• [SUPPLIED ENTRIES]

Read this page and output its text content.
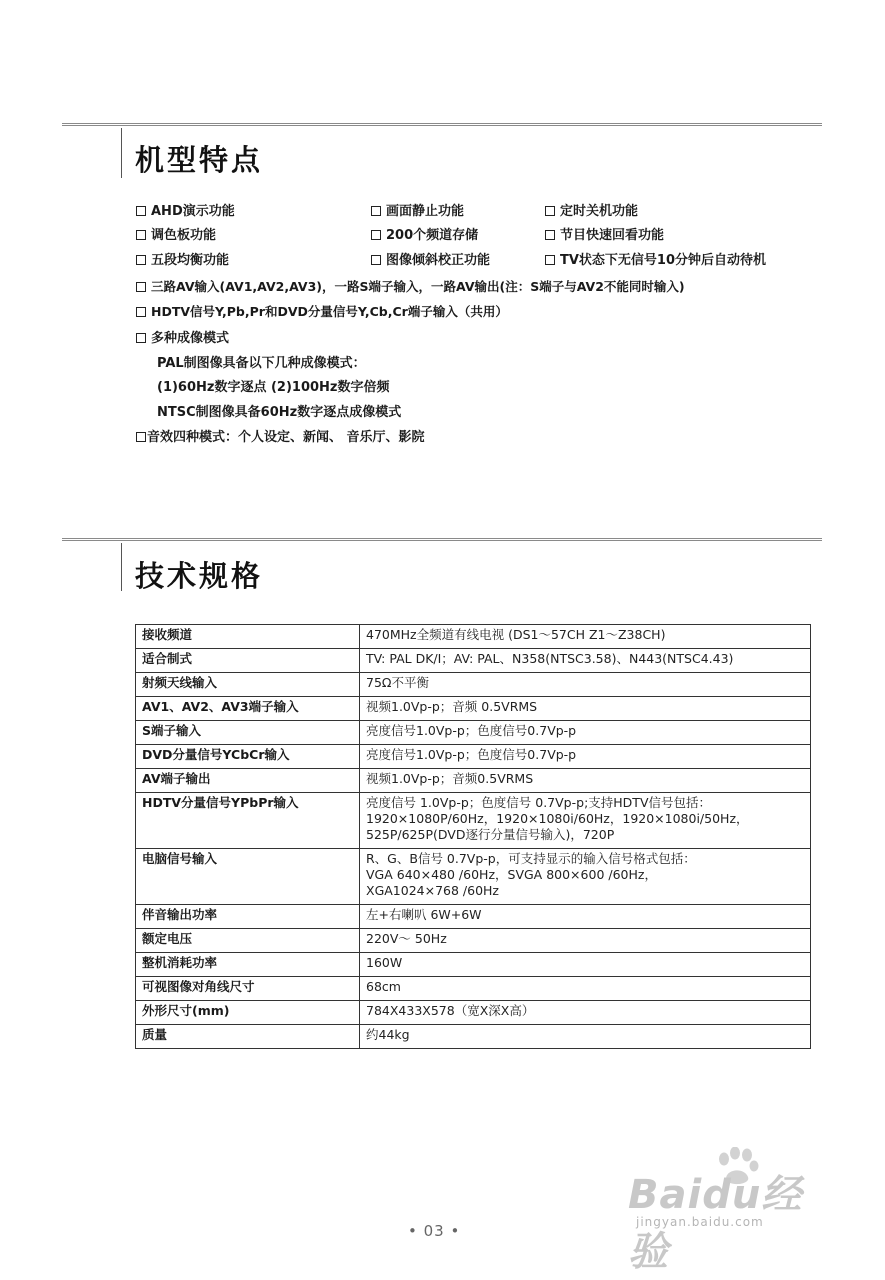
机型特点
AHD演示功能	画面静止功能	定时关机功能
调色板功能	200个频道存储	节目快速回看功能
五段均衡功能	图像倾斜校正功能	TV状态下无信号10分钟后自动待机
三路AV输入(AV1,AV2,AV3)，一路S端子输入，一路AV输出(注：S端子与AV2不能同时输入)
HDTV信号Y,Pb,Pr和DVD分量信号Y,Cb,Cr端子输入（共用）
多种成像模式
PAL制图像具备以下几种成像模式：
(1)60Hz数字逐点 (2)100Hz数字倍频
NTSC制图像具备60Hz数字逐点成像模式
音效四种模式：个人设定、新闻、 音乐厅、影院
技术规格
接收频道	470MHz全频道有线电视 (DS1～57CH Z1～Z38CH)

适合制式	TV: PAL DK/I；AV: PAL、N358(NTSC3.58)、N443(NTSC4.43)

射频天线输入	75Ω不平衡

AV1、AV2、AV3端子输入	视频1.0Vp-p；音频 0.5VRMS

S端子输入	亮度信号1.0Vp-p；色度信号0.7Vp-p

DVD分量信号YCbCr输入	亮度信号1.0Vp-p；色度信号0.7Vp-p

AV端子输出	视频1.0Vp-p；音频0.5VRMS

HDTV分量信号YPbPr输入	亮度信号 1.0Vp-p；色度信号 0.7Vp-p;支持HDTV信号包括：
1920×1080P/60Hz，1920×1080i/60Hz，1920×1080i/50Hz，
525P/625P(DVD逐行分量信号输入)，720P

电脑信号输入	R、G、B信号 0.7Vp-p，可支持显示的输入信号格式包括：
VGA 640×480 /60Hz，SVGA 800×600 /60Hz，
XGA1024×768 /60Hz

伴音输出功率	左+右喇叭 6W+6W

额定电压	220V～ 50Hz

整机消耗功率	160W

可视图像对角线尺寸	68cm

外形尺寸(mm)	784X433X578（宽X深X高）

质量	约44kg
• 03 •
Baidu经验
jingyan.baidu.com
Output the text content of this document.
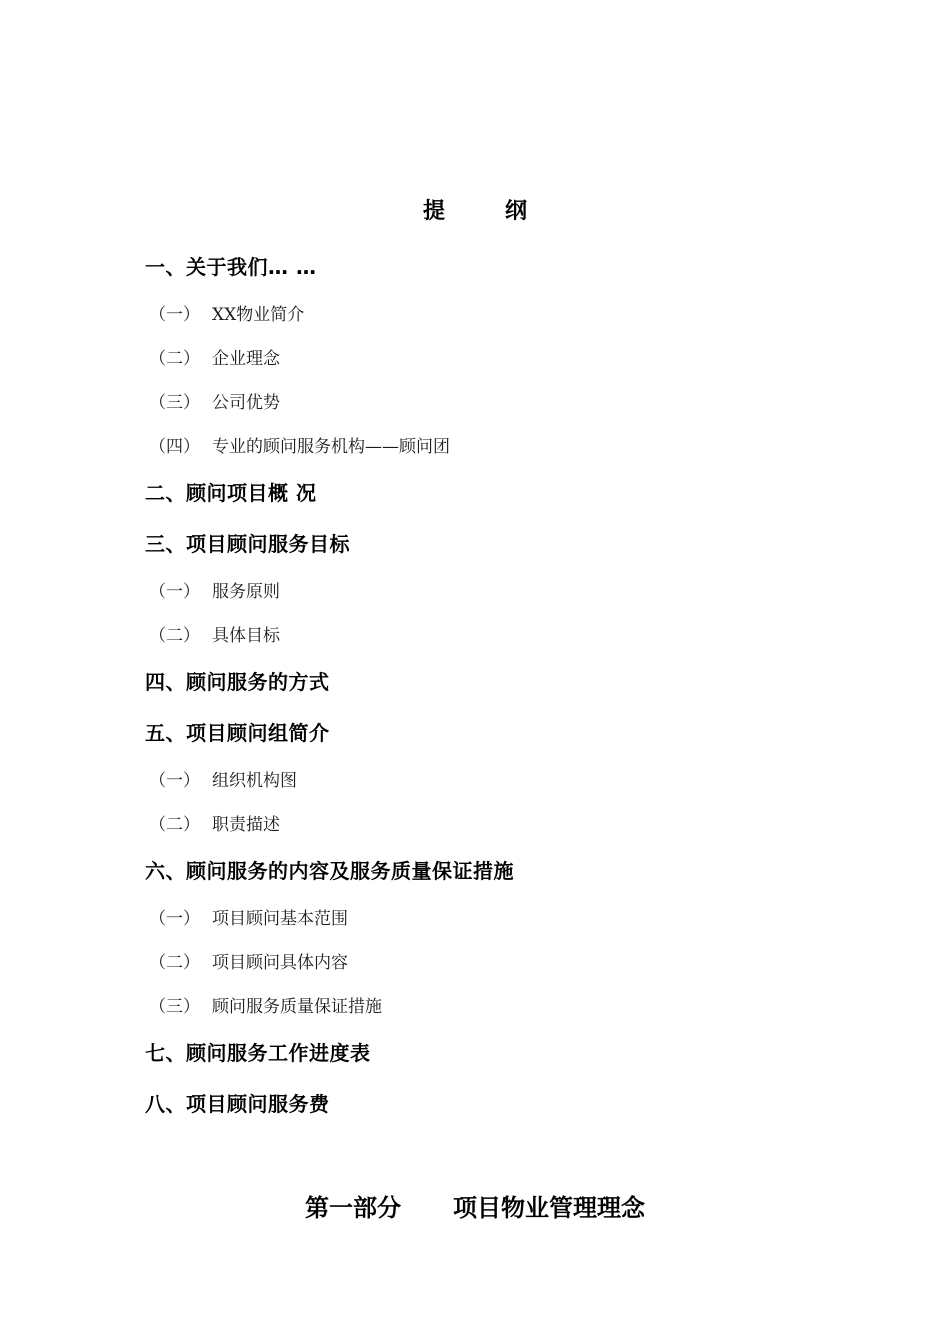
提	纲
一、关于我们… …
（一） XX物业简介
（二） 企业理念
（三） 公司优势
（四） 专业的顾问服务机构——顾问团
二、顾问项目概 况
三、项目顾问服务目标
（一） 服务原则
（二） 具体目标
四、顾问服务的方式
五、项目顾问组简介
（一） 组织机构图
（二） 职责描述
六、顾问服务的内容及服务质量保证措施
（一） 项目顾问基本范围
（二） 项目顾问具体内容
（三） 顾问服务质量保证措施
七、顾问服务工作进度表
八、项目顾问服务费
第一部分 项目物业管理理念
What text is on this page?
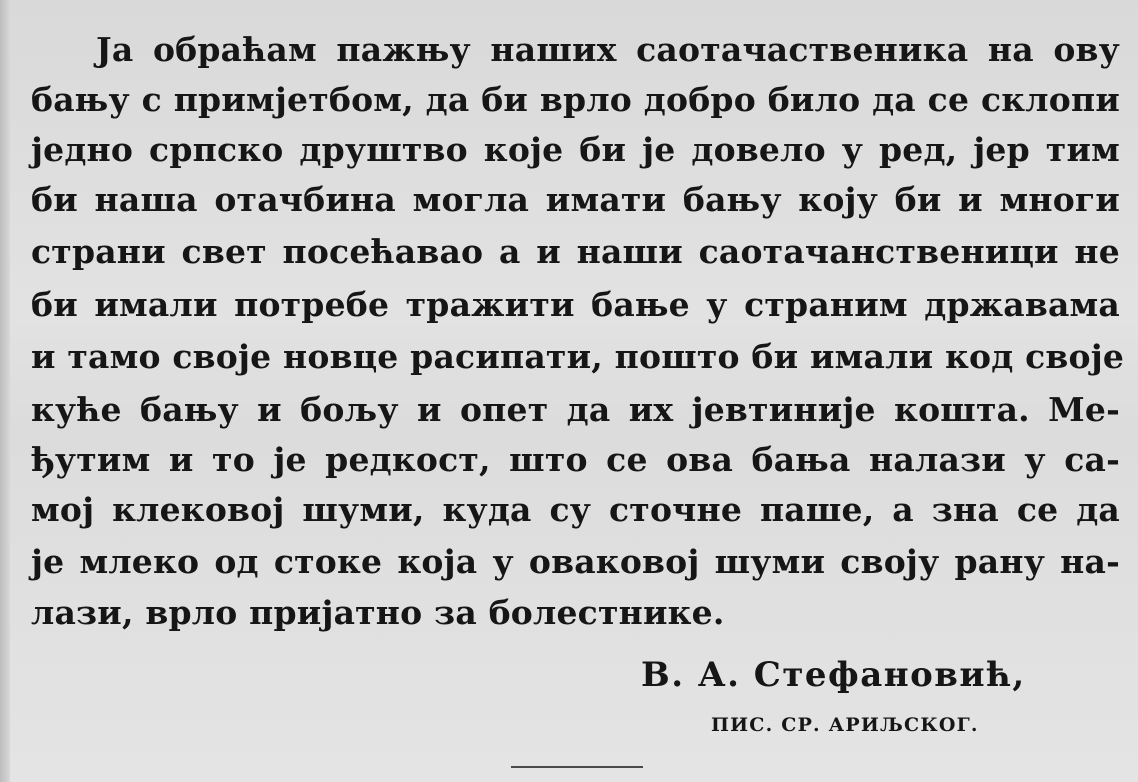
Ја обраћам пажњу наших саотачаственика на ову

бању с примјетбом, да би врло добро било да се склопи

једно српско друштво које би је довело у ред, јер тим

би наша отачбина могла имати бању коју би и многи

страни свет посећавао а и наши саотачанственици не

би имали потребе тражити бање у страним државама

и тамо своје новце расипати, пошто би имали код своје

куће бању и бољу и опет да их јевтиније кошта. Ме-

ђутим и то је редкост, што се ова бања налази у са-

мој клековој шуми, куда су сточне паше, а зна се да

је млеко од стоке која у оваковој шуми своју рану на-

лази, врло пријатно за болестнике.

В. А. Стефановић,

ПИС. СР. АРИЉСКОГ.
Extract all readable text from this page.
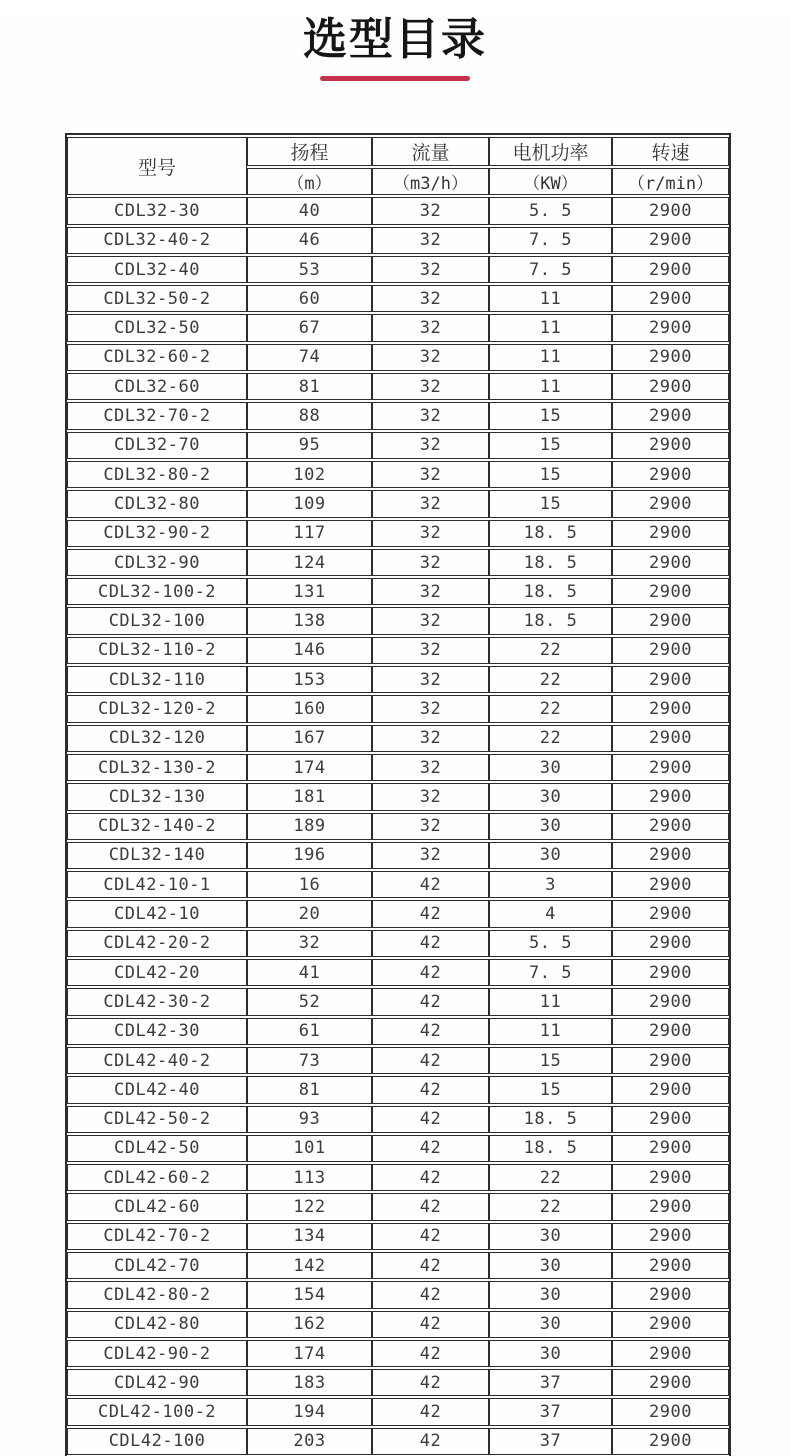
选型目录
型号	扬程	流量	电机功率	转速
	（m）	（m3/h）	（KW）	（r/min）
CDL32-30	40	32	5. 5	2900
CDL32-40-2	46	32	7. 5	2900
CDL32-40	53	32	7. 5	2900
CDL32-50-2	60	32	11	2900
CDL32-50	67	32	11	2900
CDL32-60-2	74	32	11	2900
CDL32-60	81	32	11	2900
CDL32-70-2	88	32	15	2900
CDL32-70	95	32	15	2900
CDL32-80-2	102	32	15	2900
CDL32-80	109	32	15	2900
CDL32-90-2	117	32	18. 5	2900
CDL32-90	124	32	18. 5	2900
CDL32-100-2	131	32	18. 5	2900
CDL32-100	138	32	18. 5	2900
CDL32-110-2	146	32	22	2900
CDL32-110	153	32	22	2900
CDL32-120-2	160	32	22	2900
CDL32-120	167	32	22	2900
CDL32-130-2	174	32	30	2900
CDL32-130	181	32	30	2900
CDL32-140-2	189	32	30	2900
CDL32-140	196	32	30	2900
CDL42-10-1	16	42	3	2900
CDL42-10	20	42	4	2900
CDL42-20-2	32	42	5. 5	2900
CDL42-20	41	42	7. 5	2900
CDL42-30-2	52	42	11	2900
CDL42-30	61	42	11	2900
CDL42-40-2	73	42	15	2900
CDL42-40	81	42	15	2900
CDL42-50-2	93	42	18. 5	2900
CDL42-50	101	42	18. 5	2900
CDL42-60-2	113	42	22	2900
CDL42-60	122	42	22	2900
CDL42-70-2	134	42	30	2900
CDL42-70	142	42	30	2900
CDL42-80-2	154	42	30	2900
CDL42-80	162	42	30	2900
CDL42-90-2	174	42	30	2900
CDL42-90	183	42	37	2900
CDL42-100-2	194	42	37	2900
CDL42-100	203	42	37	2900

• [WHAT YOU ARE ASKED TO DO]
All of the material above needs to be restated exactly, with no pictures.

• [ANSWER BELOW]
Read this page and output its text content.
机型特点
AHD演示功能	画面静止功能	定时关机功能
调色板功能	200个频道存储	节目快速回看功能
五段均衡功能	图像倾斜校正功能	TV状态下无信号10分钟后自动待机
三路AV输入(AV1,AV2,AV3)，一路S端子输入，一路AV输出(注：S端子与AV2不能同时输入)
HDTV信号Y,Pb,Pr和DVD分量信号Y,Cb,Cr端子输入（共用）
多种成像模式
PAL制图像具备以下几种成像模式：
(1)60Hz数字逐点 (2)100Hz数字倍频
NTSC制图像具备60Hz数字逐点成像模式
音效四种模式：个人设定、新闻、 音乐厅、影院
技术规格
接收频道	470MHz全频道有线电视 (DS1～57CH Z1～Z38CH)

适合制式	TV: PAL DK/I；AV: PAL、N358(NTSC3.58)、N443(NTSC4.43)

射频天线输入	75Ω不平衡

AV1、AV2、AV3端子输入	视频1.0Vp-p；音频 0.5VRMS

S端子输入	亮度信号1.0Vp-p；色度信号0.7Vp-p

DVD分量信号YCbCr输入	亮度信号1.0Vp-p；色度信号0.7Vp-p

AV端子输出	视频1.0Vp-p；音频0.5VRMS

HDTV分量信号YPbPr输入	亮度信号 1.0Vp-p；色度信号 0.7Vp-p;支持HDTV信号包括：
1920×1080P/60Hz，1920×1080i/60Hz，1920×1080i/50Hz，
525P/625P(DVD逐行分量信号输入)，720P

电脑信号输入	R、G、B信号 0.7Vp-p，可支持显示的输入信号格式包括：
VGA 640×480 /60Hz，SVGA 800×600 /60Hz，
XGA1024×768 /60Hz

伴音输出功率	左+右喇叭 6W+6W

额定电压	220V～ 50Hz

整机消耗功率	160W

可视图像对角线尺寸	68cm

外形尺寸(mm)	784X433X578（宽X深X高）

质量	约44kg
• 03 •
Baidu经验
jingyan.baidu.com
Output the text content of this document.
提	纲
一、关于我们… …
（一） XX物业简介
（二） 企业理念
（三） 公司优势
（四） 专业的顾问服务机构——顾问团
二、顾问项目概 况
三、项目顾问服务目标
（一） 服务原则
（二） 具体目标
四、顾问服务的方式
五、项目顾问组简介
（一） 组织机构图
（二） 职责描述
六、顾问服务的内容及服务质量保证措施
（一） 项目顾问基本范围
（二） 项目顾问具体内容
（三） 顾问服务质量保证措施
七、顾问服务工作进度表
八、项目顾问服务费
第一部分 项目物业管理理念
What text is on this page?
Ја обраћам пажњу наших саотачаственика на ову

бању с примјетбом, да би врло добро било да се склопи

једно српско друштво које би је довело у ред, јер тим

би наша отачбина могла имати бању коју би и многи

страни свет посећавао а и наши саотачанственици не

би имали потребе тражити бање у страним државама

и тамо своје новце расипати, пошто би имали код своје

куће бању и бољу и опет да их јевтиније кошта. Ме-

ђутим и то је редкост, што се ова бања налази у са-

мој клековој шуми, куда су сточне паше, а зна се да

је млеко од стоке која у оваковој шуми своју рану на-

лази, врло пријатно за болестнике.

В. А. Стефановић,

ПИС. СР. АРИЉСКОГ.
Extract all readable text from this page.
选型目录
型号	扬程	流量	电机功率	转速
	（m）	（m3/h）	（KW）	（r/min）
CDL32-30	40	32	5. 5	2900
CDL32-40-2	46	32	7. 5	2900
CDL32-40	53	32	7. 5	2900
CDL32-50-2	60	32	11	2900
CDL32-50	67	32	11	2900
CDL32-60-2	74	32	11	2900
CDL32-60	81	32	11	2900
CDL32-70-2	88	32	15	2900
CDL32-70	95	32	15	2900
CDL32-80-2	102	32	15	2900
CDL32-80	109	32	15	2900
CDL32-90-2	117	32	18. 5	2900
CDL32-90	124	32	18. 5	2900
CDL32-100-2	131	32	18. 5	2900
CDL32-100	138	32	18. 5	2900
CDL32-110-2	146	32	22	2900
CDL32-110	153	32	22	2900
CDL32-120-2	160	32	22	2900
CDL32-120	167	32	22	2900
CDL32-130-2	174	32	30	2900
CDL32-130	181	32	30	2900
CDL32-140-2	189	32	30	2900
CDL32-140	196	32	30	2900
CDL42-10-1	16	42	3	2900
CDL42-10	20	42	4	2900
CDL42-20-2	32	42	5. 5	2900
CDL42-20	41	42	7. 5	2900
CDL42-30-2	52	42	11	2900
CDL42-30	61	42	11	2900
CDL42-40-2	73	42	15	2900
CDL42-40	81	42	15	2900
CDL42-50-2	93	42	18. 5	2900
CDL42-50	101	42	18. 5	2900
CDL42-60-2	113	42	22	2900
CDL42-60	122	42	22	2900
CDL42-70-2	134	42	30	2900
CDL42-70	142	42	30	2900
CDL42-80-2	154	42	30	2900
CDL42-80	162	42	30	2900
CDL42-90-2	174	42	30	2900
CDL42-90	183	42	37	2900
CDL42-100-2	194	42	37	2900
CDL42-100	203	42	37	2900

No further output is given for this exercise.